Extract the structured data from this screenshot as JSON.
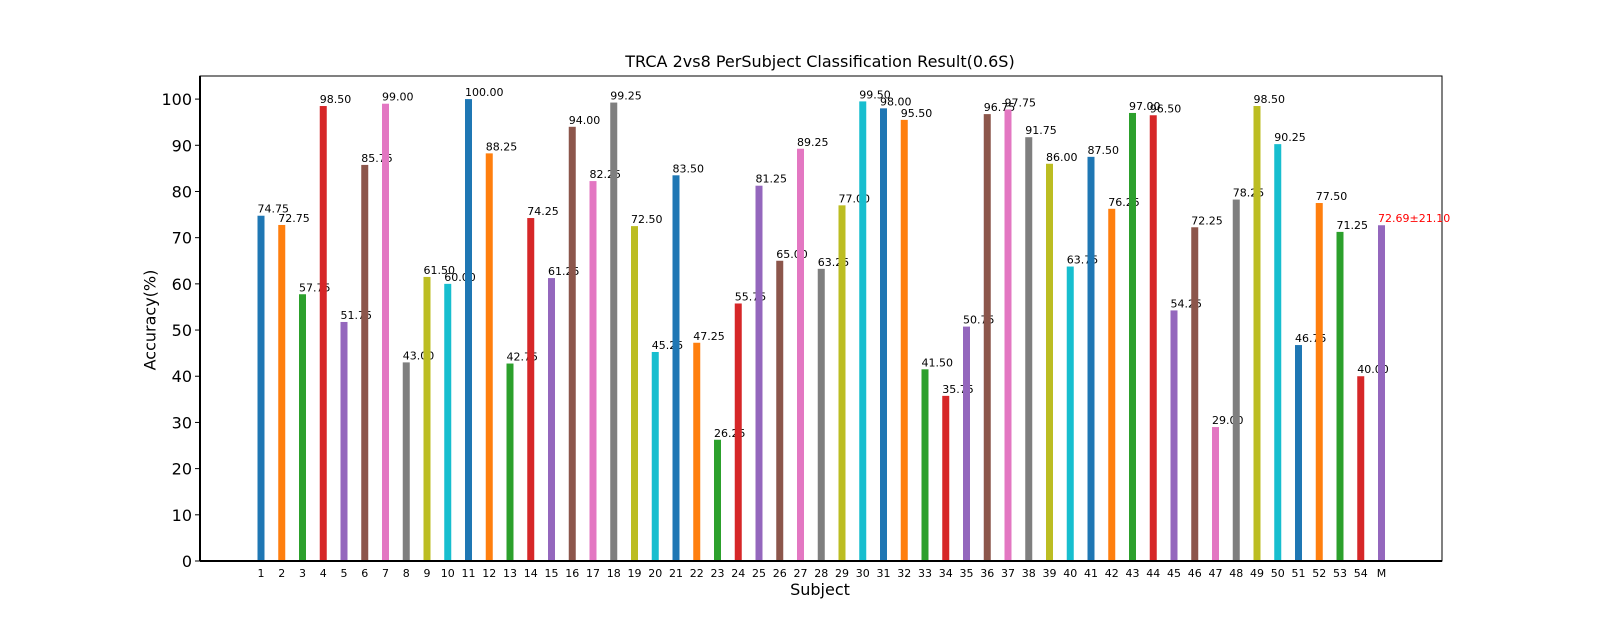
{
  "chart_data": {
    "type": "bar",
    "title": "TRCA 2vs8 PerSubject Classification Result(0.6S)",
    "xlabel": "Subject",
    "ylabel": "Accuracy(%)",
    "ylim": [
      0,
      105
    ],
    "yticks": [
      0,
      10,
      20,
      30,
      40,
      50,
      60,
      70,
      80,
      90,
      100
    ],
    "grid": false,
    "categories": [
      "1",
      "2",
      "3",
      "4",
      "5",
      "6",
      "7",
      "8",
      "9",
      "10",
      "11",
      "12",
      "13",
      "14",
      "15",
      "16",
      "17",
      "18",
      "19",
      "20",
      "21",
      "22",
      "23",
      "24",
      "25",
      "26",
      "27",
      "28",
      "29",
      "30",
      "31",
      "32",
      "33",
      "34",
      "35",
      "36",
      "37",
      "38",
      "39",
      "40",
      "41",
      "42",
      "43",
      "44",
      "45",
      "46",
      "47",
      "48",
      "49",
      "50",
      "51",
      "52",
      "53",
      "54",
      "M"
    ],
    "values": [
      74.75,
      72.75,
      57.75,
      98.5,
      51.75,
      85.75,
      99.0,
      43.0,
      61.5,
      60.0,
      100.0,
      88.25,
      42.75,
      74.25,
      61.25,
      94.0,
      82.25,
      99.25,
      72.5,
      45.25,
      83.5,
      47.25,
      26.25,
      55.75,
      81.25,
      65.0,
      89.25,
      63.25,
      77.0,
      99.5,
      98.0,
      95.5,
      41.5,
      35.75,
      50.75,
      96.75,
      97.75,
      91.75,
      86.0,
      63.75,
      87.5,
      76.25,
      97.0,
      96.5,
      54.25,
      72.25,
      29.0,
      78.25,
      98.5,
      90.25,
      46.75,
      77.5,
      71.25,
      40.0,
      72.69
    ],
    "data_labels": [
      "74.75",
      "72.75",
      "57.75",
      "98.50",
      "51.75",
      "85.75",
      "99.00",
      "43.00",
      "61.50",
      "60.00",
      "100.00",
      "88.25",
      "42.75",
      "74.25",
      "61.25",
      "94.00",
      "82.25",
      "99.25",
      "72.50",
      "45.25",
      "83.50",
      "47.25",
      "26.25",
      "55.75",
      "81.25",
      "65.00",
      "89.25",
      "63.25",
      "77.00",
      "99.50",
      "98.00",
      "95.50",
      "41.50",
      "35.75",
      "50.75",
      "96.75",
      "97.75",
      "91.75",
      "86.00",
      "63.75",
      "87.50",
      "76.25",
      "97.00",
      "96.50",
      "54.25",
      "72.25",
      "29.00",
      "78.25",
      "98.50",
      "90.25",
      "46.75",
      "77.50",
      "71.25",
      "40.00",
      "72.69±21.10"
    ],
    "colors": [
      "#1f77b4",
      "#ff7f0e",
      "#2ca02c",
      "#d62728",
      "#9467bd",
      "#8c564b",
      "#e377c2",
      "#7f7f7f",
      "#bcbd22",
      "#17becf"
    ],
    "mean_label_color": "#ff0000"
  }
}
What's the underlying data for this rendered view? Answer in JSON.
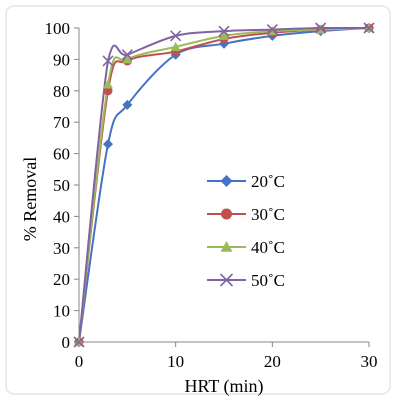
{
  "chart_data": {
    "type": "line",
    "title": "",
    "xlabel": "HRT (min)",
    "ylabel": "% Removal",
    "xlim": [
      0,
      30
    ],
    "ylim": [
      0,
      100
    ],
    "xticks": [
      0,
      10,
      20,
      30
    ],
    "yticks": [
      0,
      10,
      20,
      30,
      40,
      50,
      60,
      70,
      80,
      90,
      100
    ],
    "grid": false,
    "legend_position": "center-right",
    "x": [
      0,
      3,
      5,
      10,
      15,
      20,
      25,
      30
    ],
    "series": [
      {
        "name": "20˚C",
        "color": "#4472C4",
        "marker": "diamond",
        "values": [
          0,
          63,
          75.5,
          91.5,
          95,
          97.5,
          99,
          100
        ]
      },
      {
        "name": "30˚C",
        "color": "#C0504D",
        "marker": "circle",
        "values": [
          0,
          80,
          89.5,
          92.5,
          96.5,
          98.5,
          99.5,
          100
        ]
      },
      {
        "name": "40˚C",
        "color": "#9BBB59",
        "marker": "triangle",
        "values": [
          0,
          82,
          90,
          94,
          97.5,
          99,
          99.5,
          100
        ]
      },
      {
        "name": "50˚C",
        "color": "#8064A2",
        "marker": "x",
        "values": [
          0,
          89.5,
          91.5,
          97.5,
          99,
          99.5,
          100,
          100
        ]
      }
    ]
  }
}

- - -

* [Your goal]
Quote the entries above word for word. Leave the images out.

* [Answer]
Extract the structured data from this screenshot as JSON.
{
  "chart_data": {
    "type": "bar",
    "title": "TRCA 2vs8 PerSubject Classification Result(0.6S)",
    "xlabel": "Subject",
    "ylabel": "Accuracy(%)",
    "ylim": [
      0,
      105
    ],
    "yticks": [
      0,
      10,
      20,
      30,
      40,
      50,
      60,
      70,
      80,
      90,
      100
    ],
    "grid": false,
    "categories": [
      "1",
      "2",
      "3",
      "4",
      "5",
      "6",
      "7",
      "8",
      "9",
      "10",
      "11",
      "12",
      "13",
      "14",
      "15",
      "16",
      "17",
      "18",
      "19",
      "20",
      "21",
      "22",
      "23",
      "24",
      "25",
      "26",
      "27",
      "28",
      "29",
      "30",
      "31",
      "32",
      "33",
      "34",
      "35",
      "36",
      "37",
      "38",
      "39",
      "40",
      "41",
      "42",
      "43",
      "44",
      "45",
      "46",
      "47",
      "48",
      "49",
      "50",
      "51",
      "52",
      "53",
      "54",
      "M"
    ],
    "values": [
      74.75,
      72.75,
      57.75,
      98.5,
      51.75,
      85.75,
      99.0,
      43.0,
      61.5,
      60.0,
      100.0,
      88.25,
      42.75,
      74.25,
      61.25,
      94.0,
      82.25,
      99.25,
      72.5,
      45.25,
      83.5,
      47.25,
      26.25,
      55.75,
      81.25,
      65.0,
      89.25,
      63.25,
      77.0,
      99.5,
      98.0,
      95.5,
      41.5,
      35.75,
      50.75,
      96.75,
      97.75,
      91.75,
      86.0,
      63.75,
      87.5,
      76.25,
      97.0,
      96.5,
      54.25,
      72.25,
      29.0,
      78.25,
      98.5,
      90.25,
      46.75,
      77.5,
      71.25,
      40.0,
      72.69
    ],
    "data_labels": [
      "74.75",
      "72.75",
      "57.75",
      "98.50",
      "51.75",
      "85.75",
      "99.00",
      "43.00",
      "61.50",
      "60.00",
      "100.00",
      "88.25",
      "42.75",
      "74.25",
      "61.25",
      "94.00",
      "82.25",
      "99.25",
      "72.50",
      "45.25",
      "83.50",
      "47.25",
      "26.25",
      "55.75",
      "81.25",
      "65.00",
      "89.25",
      "63.25",
      "77.00",
      "99.50",
      "98.00",
      "95.50",
      "41.50",
      "35.75",
      "50.75",
      "96.75",
      "97.75",
      "91.75",
      "86.00",
      "63.75",
      "87.50",
      "76.25",
      "97.00",
      "96.50",
      "54.25",
      "72.25",
      "29.00",
      "78.25",
      "98.50",
      "90.25",
      "46.75",
      "77.50",
      "71.25",
      "40.00",
      "72.69±21.10"
    ],
    "colors": [
      "#1f77b4",
      "#ff7f0e",
      "#2ca02c",
      "#d62728",
      "#9467bd",
      "#8c564b",
      "#e377c2",
      "#7f7f7f",
      "#bcbd22",
      "#17becf"
    ],
    "mean_label_color": "#ff0000"
  }
}
What's the underlying data for this rendered view? Answer in JSON.
{
  "chart_data": {
    "type": "line",
    "title": "",
    "xlabel": "HRT (min)",
    "ylabel": "% Removal",
    "xlim": [
      0,
      30
    ],
    "ylim": [
      0,
      100
    ],
    "xticks": [
      0,
      10,
      20,
      30
    ],
    "yticks": [
      0,
      10,
      20,
      30,
      40,
      50,
      60,
      70,
      80,
      90,
      100
    ],
    "grid": false,
    "legend_position": "center-right",
    "x": [
      0,
      3,
      5,
      10,
      15,
      20,
      25,
      30
    ],
    "series": [
      {
        "name": "20˚C",
        "color": "#4472C4",
        "marker": "diamond",
        "values": [
          0,
          63,
          75.5,
          91.5,
          95,
          97.5,
          99,
          100
        ]
      },
      {
        "name": "30˚C",
        "color": "#C0504D",
        "marker": "circle",
        "values": [
          0,
          80,
          89.5,
          92.5,
          96.5,
          98.5,
          99.5,
          100
        ]
      },
      {
        "name": "40˚C",
        "color": "#9BBB59",
        "marker": "triangle",
        "values": [
          0,
          82,
          90,
          94,
          97.5,
          99,
          99.5,
          100
        ]
      },
      {
        "name": "50˚C",
        "color": "#8064A2",
        "marker": "x",
        "values": [
          0,
          89.5,
          91.5,
          97.5,
          99,
          99.5,
          100,
          100
        ]
      }
    ]
  }
}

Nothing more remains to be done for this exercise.